====== DATA TO PROCESS ======
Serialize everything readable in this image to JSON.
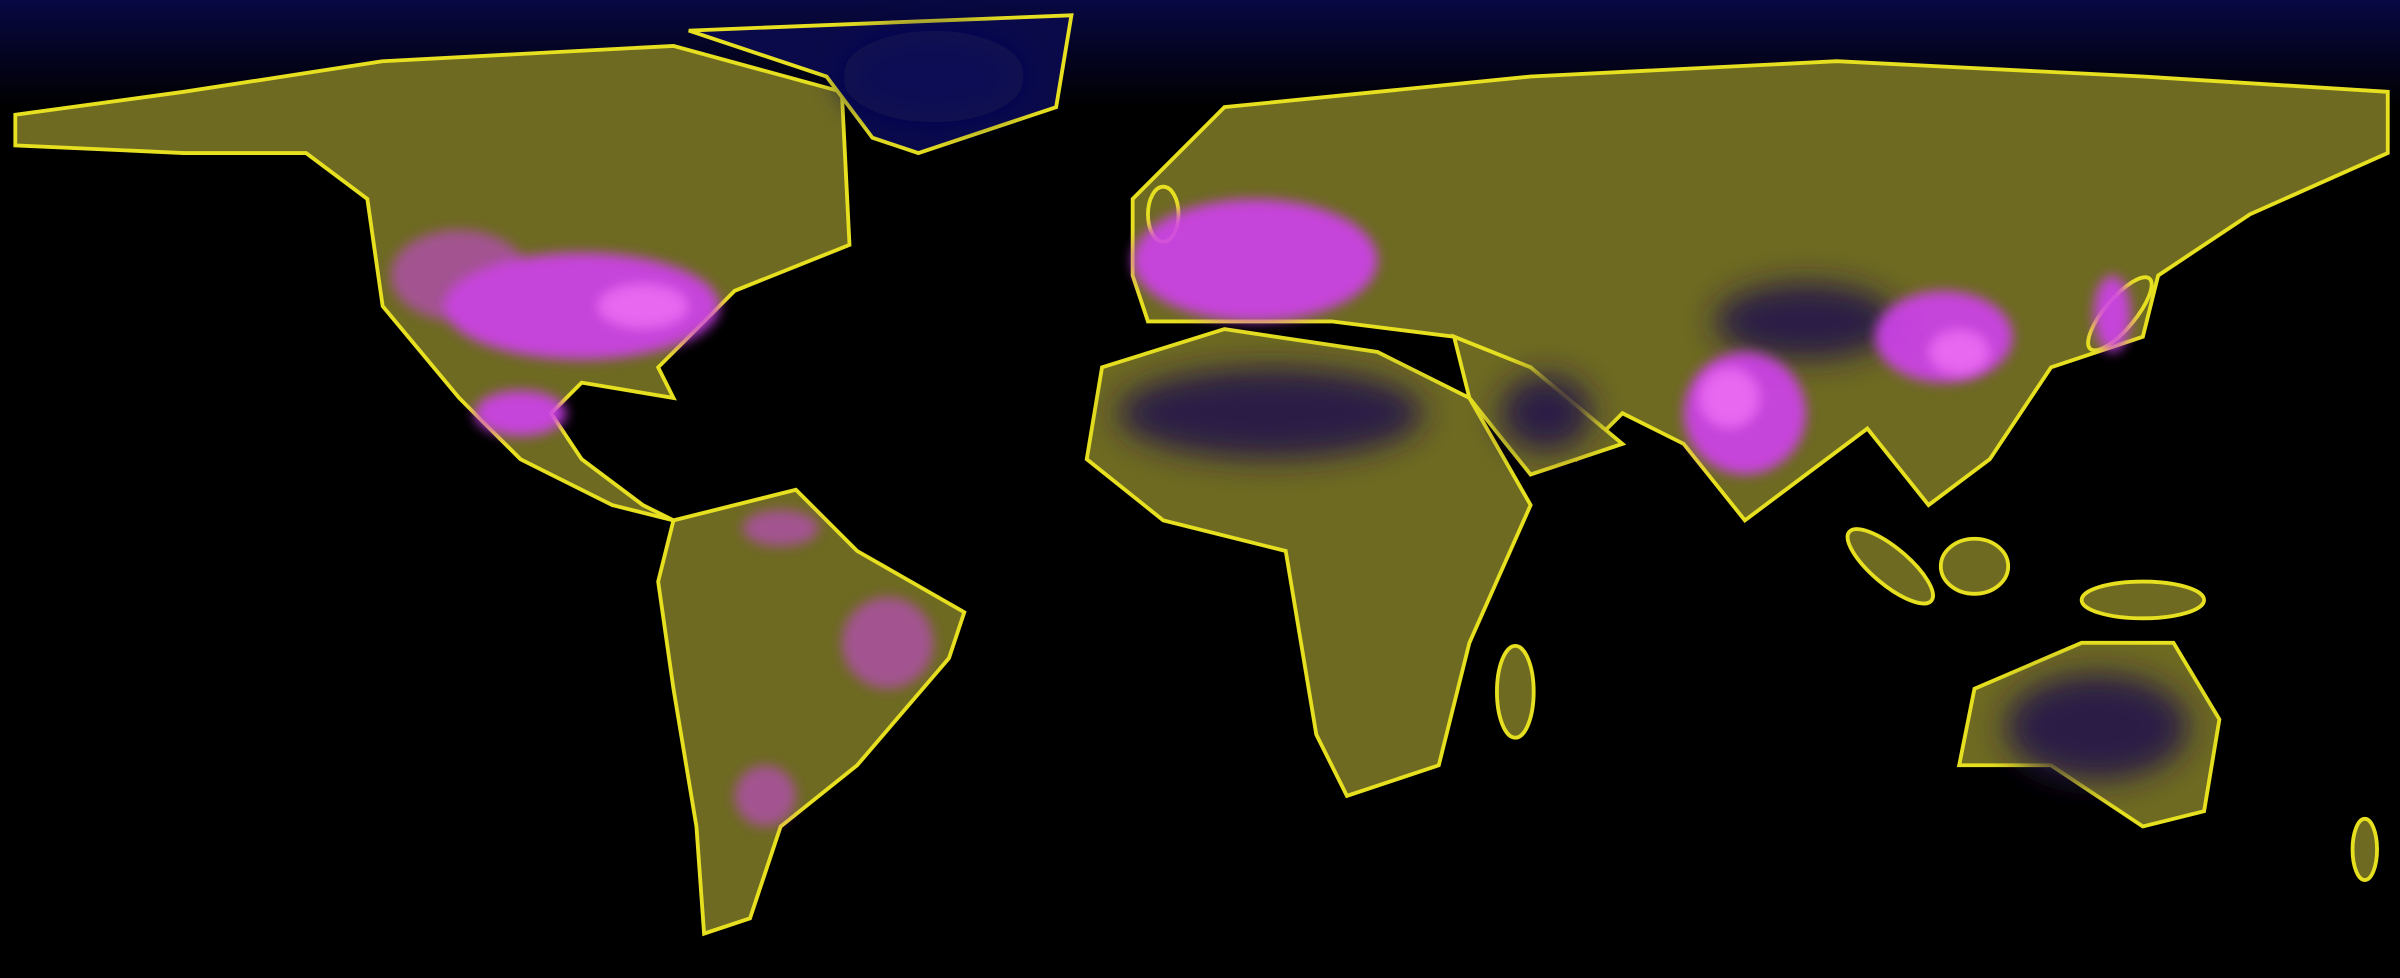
{
  "map": {
    "colors": {
      "ocean": "#000000",
      "polar_ice": "#0a0a4a",
      "land_low": "#3a3418",
      "land_mid": "#6e6a22",
      "land_coast": "#e6e020",
      "desert": "#2a1a45",
      "dense": "#d040f0",
      "dense_core": "#ff80ff"
    }
  }
}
======
### TASK GOAL
Repeat the material above in full and unchanged, minus its images.

### EXPECTED ANSWER
Serialize everything readable in this image to JSON.
{
  "map": {
    "colors": {
      "ocean": "#000000",
      "polar_ice": "#0a0a4a",
      "land_low": "#3a3418",
      "land_mid": "#6e6a22",
      "land_coast": "#e6e020",
      "desert": "#2a1a45",
      "dense": "#d040f0",
      "dense_core": "#ff80ff"
    }
  }
}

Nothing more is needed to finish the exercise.